## start Record excerpts

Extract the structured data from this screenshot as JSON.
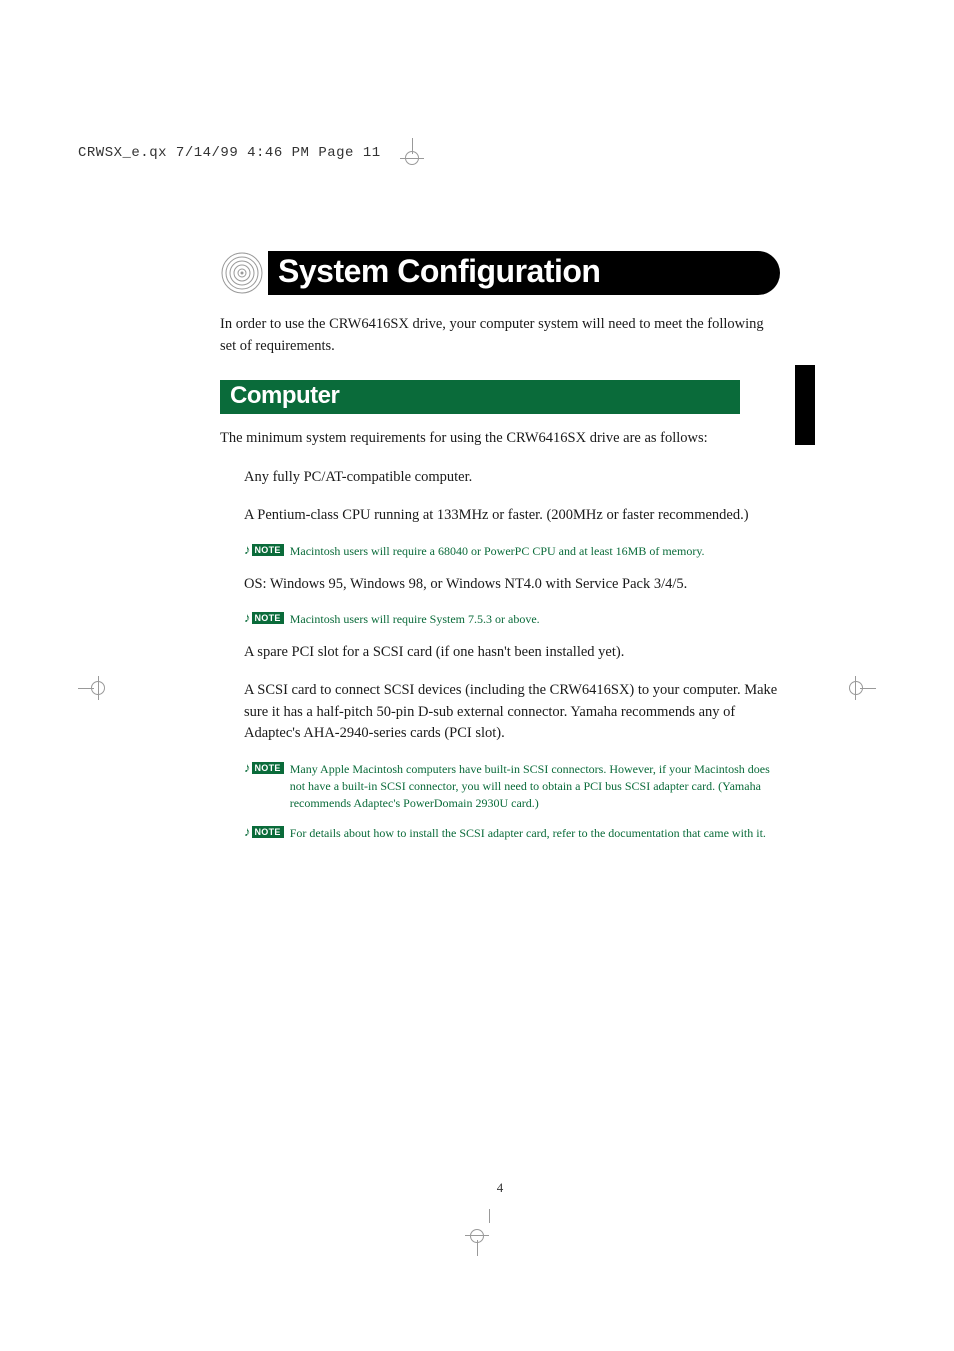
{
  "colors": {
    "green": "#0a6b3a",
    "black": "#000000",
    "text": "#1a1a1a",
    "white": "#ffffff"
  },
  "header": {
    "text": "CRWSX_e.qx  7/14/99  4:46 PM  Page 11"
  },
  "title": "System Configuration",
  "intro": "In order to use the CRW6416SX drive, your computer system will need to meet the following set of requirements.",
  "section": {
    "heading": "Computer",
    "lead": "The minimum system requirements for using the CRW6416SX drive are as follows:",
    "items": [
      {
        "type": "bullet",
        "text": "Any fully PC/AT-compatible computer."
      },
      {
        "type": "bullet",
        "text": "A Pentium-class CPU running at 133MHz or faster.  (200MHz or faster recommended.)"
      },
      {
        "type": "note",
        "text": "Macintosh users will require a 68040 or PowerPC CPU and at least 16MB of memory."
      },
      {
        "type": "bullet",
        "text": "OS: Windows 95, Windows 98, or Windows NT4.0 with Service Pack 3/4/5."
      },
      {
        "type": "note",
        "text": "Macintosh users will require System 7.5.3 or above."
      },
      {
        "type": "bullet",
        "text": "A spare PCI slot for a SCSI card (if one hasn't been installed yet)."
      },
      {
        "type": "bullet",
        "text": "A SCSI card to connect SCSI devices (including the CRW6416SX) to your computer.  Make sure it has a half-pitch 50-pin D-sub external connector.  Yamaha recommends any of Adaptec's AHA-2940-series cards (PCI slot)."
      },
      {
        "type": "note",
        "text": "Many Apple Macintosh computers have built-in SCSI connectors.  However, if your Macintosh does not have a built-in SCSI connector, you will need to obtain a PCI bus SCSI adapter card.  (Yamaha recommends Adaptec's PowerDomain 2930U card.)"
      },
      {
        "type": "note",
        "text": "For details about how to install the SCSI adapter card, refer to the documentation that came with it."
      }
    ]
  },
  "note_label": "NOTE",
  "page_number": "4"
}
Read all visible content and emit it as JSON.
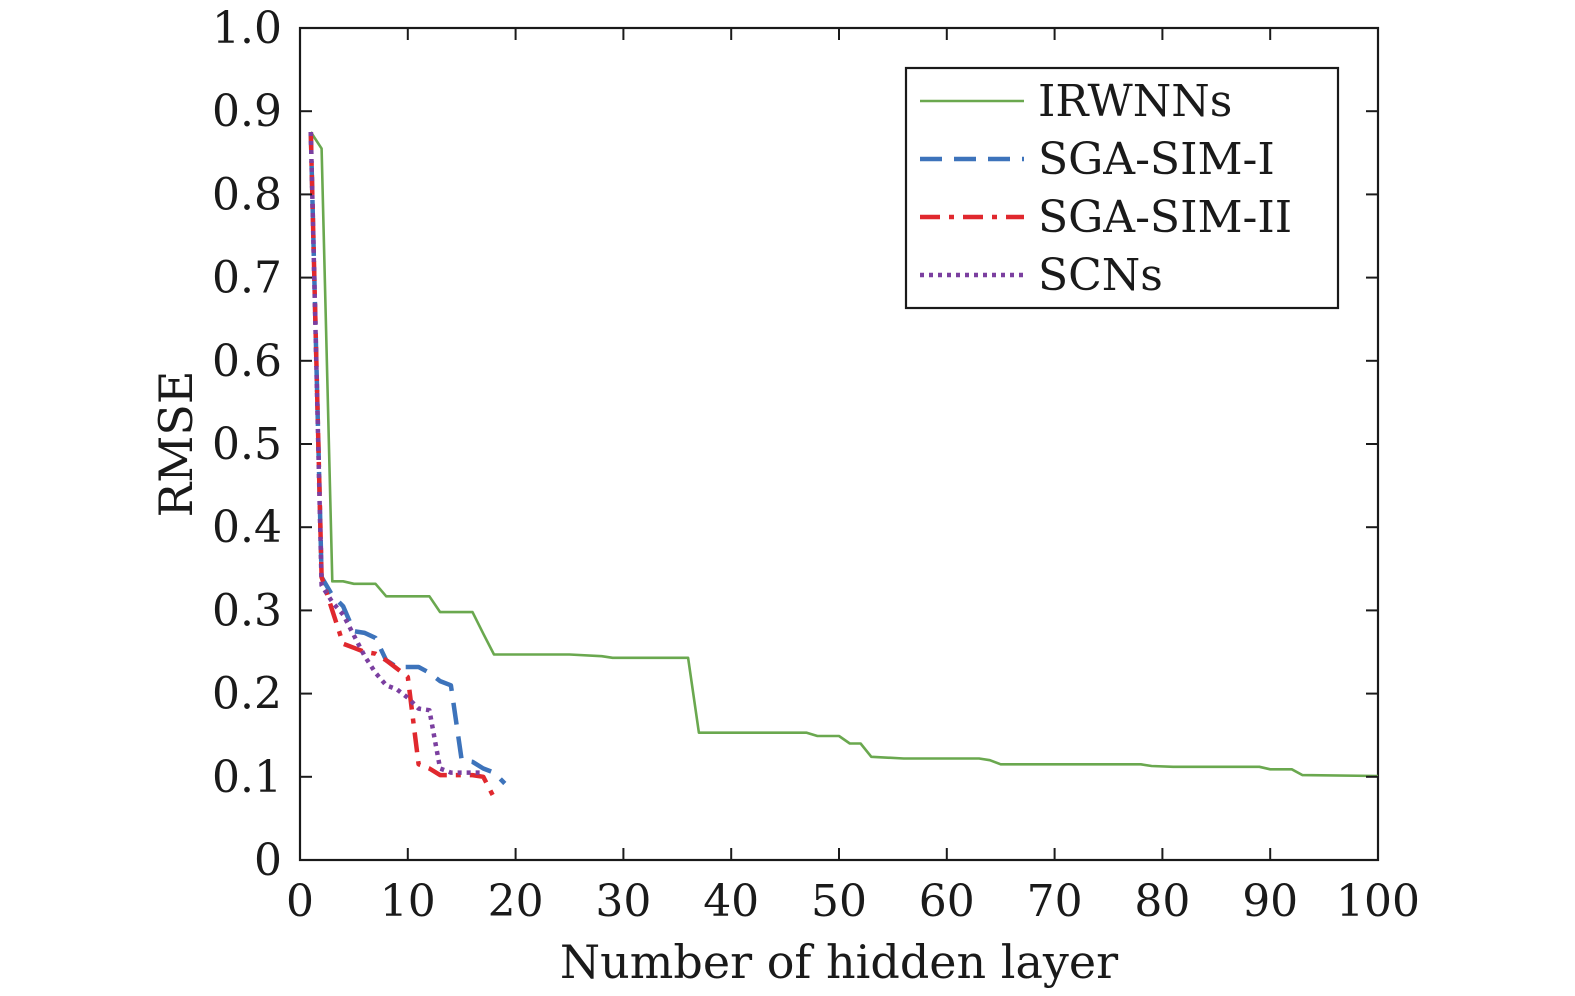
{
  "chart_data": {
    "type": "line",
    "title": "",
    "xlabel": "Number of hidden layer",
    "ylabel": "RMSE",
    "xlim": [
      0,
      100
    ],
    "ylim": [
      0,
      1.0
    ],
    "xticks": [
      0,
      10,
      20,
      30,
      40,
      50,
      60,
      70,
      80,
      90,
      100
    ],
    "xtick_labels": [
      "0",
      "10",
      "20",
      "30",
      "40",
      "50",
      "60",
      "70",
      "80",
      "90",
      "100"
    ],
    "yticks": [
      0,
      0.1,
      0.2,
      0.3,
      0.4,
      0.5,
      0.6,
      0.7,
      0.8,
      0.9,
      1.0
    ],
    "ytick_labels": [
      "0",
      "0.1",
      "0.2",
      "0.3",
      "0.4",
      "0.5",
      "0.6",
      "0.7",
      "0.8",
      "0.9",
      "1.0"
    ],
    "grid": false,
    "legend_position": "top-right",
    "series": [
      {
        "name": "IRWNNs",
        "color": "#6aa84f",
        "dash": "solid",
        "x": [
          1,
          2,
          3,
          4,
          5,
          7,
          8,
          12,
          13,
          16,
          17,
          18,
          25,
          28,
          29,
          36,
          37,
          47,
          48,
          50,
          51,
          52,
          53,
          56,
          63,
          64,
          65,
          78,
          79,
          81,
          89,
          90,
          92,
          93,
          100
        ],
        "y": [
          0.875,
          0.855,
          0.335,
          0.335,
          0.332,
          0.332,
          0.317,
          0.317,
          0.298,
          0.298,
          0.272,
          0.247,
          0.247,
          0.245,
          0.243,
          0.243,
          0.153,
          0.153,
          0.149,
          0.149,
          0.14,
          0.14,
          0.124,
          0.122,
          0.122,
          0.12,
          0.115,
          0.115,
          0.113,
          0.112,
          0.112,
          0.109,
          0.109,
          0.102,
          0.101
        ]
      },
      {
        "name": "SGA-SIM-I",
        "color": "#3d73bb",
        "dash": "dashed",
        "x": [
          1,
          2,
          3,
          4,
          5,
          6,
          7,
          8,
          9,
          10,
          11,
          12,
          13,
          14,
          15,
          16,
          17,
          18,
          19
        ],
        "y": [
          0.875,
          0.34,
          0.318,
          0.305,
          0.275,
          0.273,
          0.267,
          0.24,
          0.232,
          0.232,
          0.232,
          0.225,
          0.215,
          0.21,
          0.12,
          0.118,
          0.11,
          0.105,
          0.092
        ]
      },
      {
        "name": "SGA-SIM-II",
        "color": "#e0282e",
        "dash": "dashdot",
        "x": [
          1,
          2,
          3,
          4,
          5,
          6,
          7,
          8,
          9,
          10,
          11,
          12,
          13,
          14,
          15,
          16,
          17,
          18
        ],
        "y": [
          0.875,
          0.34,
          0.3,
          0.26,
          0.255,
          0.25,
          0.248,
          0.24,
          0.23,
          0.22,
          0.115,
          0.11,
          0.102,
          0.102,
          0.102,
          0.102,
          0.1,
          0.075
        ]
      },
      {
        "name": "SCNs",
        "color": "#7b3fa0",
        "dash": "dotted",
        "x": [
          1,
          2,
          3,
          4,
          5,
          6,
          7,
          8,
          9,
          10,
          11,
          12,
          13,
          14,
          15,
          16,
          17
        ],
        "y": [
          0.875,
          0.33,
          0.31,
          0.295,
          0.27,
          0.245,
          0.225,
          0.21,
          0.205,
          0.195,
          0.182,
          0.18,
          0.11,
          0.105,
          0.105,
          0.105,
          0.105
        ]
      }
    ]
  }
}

## end Record excerpts

> Exercise description:
In the listing above, find the lines holding the word "series" and copy them.

> Completed exercise:
        "text": "A SCSI card to connect SCSI devices (including the CRW6416SX) to your computer.  Make sure it has a half-pitch 50-pin D-sub external connector.  Yamaha recommends any of Adaptec's AHA-2940-series cards (PCI slot)."
    "series": [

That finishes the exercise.